**WRITTEN EXERCISE**. Copy out every record below exactly as written, but leave out any pictures.

**STORED ROWS**.
%%

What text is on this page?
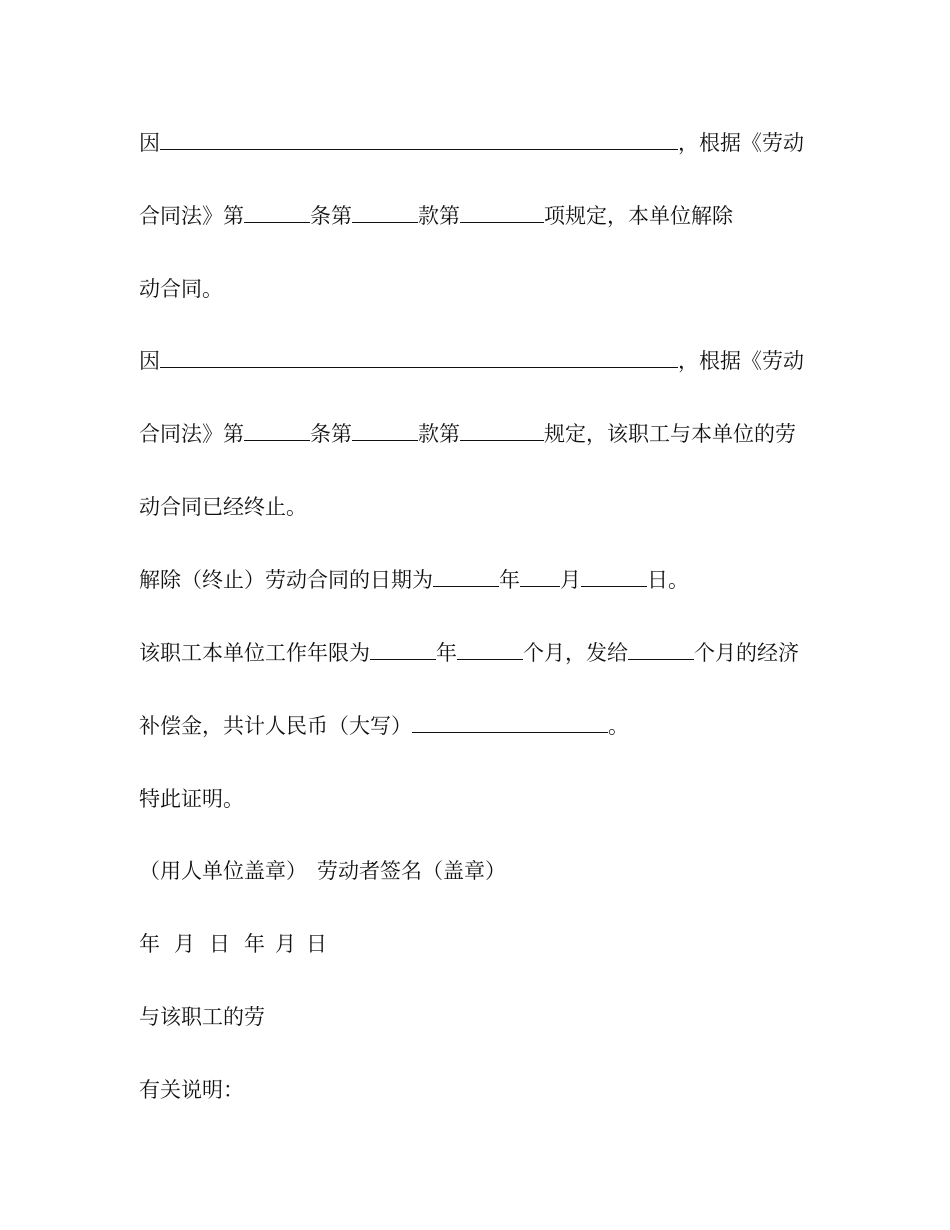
因	，根据《劳动
合同法》第	条第	款第	项规定，本单位解除
动合同。
因	，根据《劳动
合同法》第	条第	款第	规定，该职工与本单位的劳
动合同已经终止。
解除（终止）劳动合同的日期为	年 月	日。
该职工本单位工作年限为	年	个月，发给	个月的经济
补偿金，共计人民币（大写）	。
特此证明。
（用人单位盖章） 劳动者签名（盖章）
年 月 日 年 月 日
与该职工的劳
有关说明：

%%

**EXPECTED ANSWER**.
What text is on this page?
因	，根据《劳动
合同法》第	条第	款第	项规定，本单位解除
动合同。
因	，根据《劳动
合同法》第	条第	款第	规定，该职工与本单位的劳
动合同已经终止。
解除（终止）劳动合同的日期为	年 月	日。
该职工本单位工作年限为	年	个月，发给	个月的经济
补偿金，共计人民币（大写）	。
特此证明。
（用人单位盖章） 劳动者签名（盖章）
年 月 日 年 月 日
与该职工的劳
有关说明：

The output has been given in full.